Extract all records. Keep each one exact.

━━━ PROVIDED RECORDS ━━━

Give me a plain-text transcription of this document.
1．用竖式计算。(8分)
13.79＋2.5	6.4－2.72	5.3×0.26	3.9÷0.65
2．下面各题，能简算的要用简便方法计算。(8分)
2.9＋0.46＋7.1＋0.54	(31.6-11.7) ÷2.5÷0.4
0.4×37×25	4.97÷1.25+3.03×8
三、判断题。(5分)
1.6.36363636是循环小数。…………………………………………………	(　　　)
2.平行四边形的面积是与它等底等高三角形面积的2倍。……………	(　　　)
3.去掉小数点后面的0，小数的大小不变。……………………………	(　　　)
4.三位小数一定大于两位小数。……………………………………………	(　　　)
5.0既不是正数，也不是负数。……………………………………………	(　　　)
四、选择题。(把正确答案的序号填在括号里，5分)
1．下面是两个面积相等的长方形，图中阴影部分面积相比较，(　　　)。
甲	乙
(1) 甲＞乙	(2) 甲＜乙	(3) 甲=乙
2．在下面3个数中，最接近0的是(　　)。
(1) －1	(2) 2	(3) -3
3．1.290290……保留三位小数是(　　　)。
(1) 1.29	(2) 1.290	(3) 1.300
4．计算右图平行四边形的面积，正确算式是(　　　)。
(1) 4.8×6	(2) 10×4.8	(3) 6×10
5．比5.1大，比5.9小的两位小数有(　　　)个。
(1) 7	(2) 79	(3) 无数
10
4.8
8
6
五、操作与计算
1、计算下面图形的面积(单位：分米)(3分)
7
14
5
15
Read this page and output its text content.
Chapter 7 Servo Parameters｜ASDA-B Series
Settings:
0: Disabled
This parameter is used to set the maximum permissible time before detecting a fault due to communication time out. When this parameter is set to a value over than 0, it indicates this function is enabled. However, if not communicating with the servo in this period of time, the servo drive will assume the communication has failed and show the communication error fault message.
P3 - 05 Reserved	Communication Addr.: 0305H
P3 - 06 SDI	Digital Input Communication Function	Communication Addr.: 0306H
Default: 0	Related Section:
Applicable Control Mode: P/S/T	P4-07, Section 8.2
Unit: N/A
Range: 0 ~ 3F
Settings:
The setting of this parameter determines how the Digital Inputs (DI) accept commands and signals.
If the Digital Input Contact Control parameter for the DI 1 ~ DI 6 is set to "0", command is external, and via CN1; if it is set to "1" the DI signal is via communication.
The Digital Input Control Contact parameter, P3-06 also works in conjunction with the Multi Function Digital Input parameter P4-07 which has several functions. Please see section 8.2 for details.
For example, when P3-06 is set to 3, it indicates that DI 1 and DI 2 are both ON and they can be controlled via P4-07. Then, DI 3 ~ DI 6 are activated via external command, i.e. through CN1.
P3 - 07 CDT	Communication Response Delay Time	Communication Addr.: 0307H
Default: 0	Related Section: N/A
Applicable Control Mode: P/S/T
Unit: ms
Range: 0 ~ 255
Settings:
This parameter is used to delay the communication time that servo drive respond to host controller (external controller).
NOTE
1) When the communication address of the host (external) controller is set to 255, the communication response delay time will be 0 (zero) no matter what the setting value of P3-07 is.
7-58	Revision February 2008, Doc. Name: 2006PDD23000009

━━━

- RESPONSE -
Give me a plain-text transcription of this document.
1．用竖式计算。(8分)
13.79＋2.5	6.4－2.72	5.3×0.26	3.9÷0.65
2．下面各题，能简算的要用简便方法计算。(8分)
2.9＋0.46＋7.1＋0.54	(31.6-11.7) ÷2.5÷0.4
0.4×37×25	4.97÷1.25+3.03×8
三、判断题。(5分)
1.6.36363636是循环小数。…………………………………………………	(　　　)
2.平行四边形的面积是与它等底等高三角形面积的2倍。……………	(　　　)
3.去掉小数点后面的0，小数的大小不变。……………………………	(　　　)
4.三位小数一定大于两位小数。……………………………………………	(　　　)
5.0既不是正数，也不是负数。……………………………………………	(　　　)
四、选择题。(把正确答案的序号填在括号里，5分)
1．下面是两个面积相等的长方形，图中阴影部分面积相比较，(　　　)。
甲	乙
(1) 甲＞乙	(2) 甲＜乙	(3) 甲=乙
2．在下面3个数中，最接近0的是(　　)。
(1) －1	(2) 2	(3) -3
3．1.290290……保留三位小数是(　　　)。
(1) 1.29	(2) 1.290	(3) 1.300
4．计算右图平行四边形的面积，正确算式是(　　　)。
(1) 4.8×6	(2) 10×4.8	(3) 6×10
5．比5.1大，比5.9小的两位小数有(　　　)个。
(1) 7	(2) 79	(3) 无数
10
4.8
8
6
五、操作与计算
1、计算下面图形的面积(单位：分米)(3分)
7
14
5
15
Read this page and output its text content.
Chapter 7 Servo Parameters｜ASDA-B Series
Settings:
0: Disabled
This parameter is used to set the maximum permissible time before detecting a fault due to communication time out. When this parameter is set to a value over than 0, it indicates this function is enabled. However, if not communicating with the servo in this period of time, the servo drive will assume the communication has failed and show the communication error fault message.
P3 - 05 Reserved	Communication Addr.: 0305H
P3 - 06 SDI	Digital Input Communication Function	Communication Addr.: 0306H
Default: 0	Related Section:
Applicable Control Mode: P/S/T	P4-07, Section 8.2
Unit: N/A
Range: 0 ~ 3F
Settings:
The setting of this parameter determines how the Digital Inputs (DI) accept commands and signals.
If the Digital Input Contact Control parameter for the DI 1 ~ DI 6 is set to "0", command is external, and via CN1; if it is set to "1" the DI signal is via communication.
The Digital Input Control Contact parameter, P3-06 also works in conjunction with the Multi Function Digital Input parameter P4-07 which has several functions. Please see section 8.2 for details.
For example, when P3-06 is set to 3, it indicates that DI 1 and DI 2 are both ON and they can be controlled via P4-07. Then, DI 3 ~ DI 6 are activated via external command, i.e. through CN1.
P3 - 07 CDT	Communication Response Delay Time	Communication Addr.: 0307H
Default: 0	Related Section: N/A
Applicable Control Mode: P/S/T
Unit: ms
Range: 0 ~ 255
Settings:
This parameter is used to delay the communication time that servo drive respond to host controller (external controller).
NOTE
1) When the communication address of the host (external) controller is set to 255, the communication response delay time will be 0 (zero) no matter what the setting value of P3-07 is.
7-58	Revision February 2008, Doc. Name: 2006PDD23000009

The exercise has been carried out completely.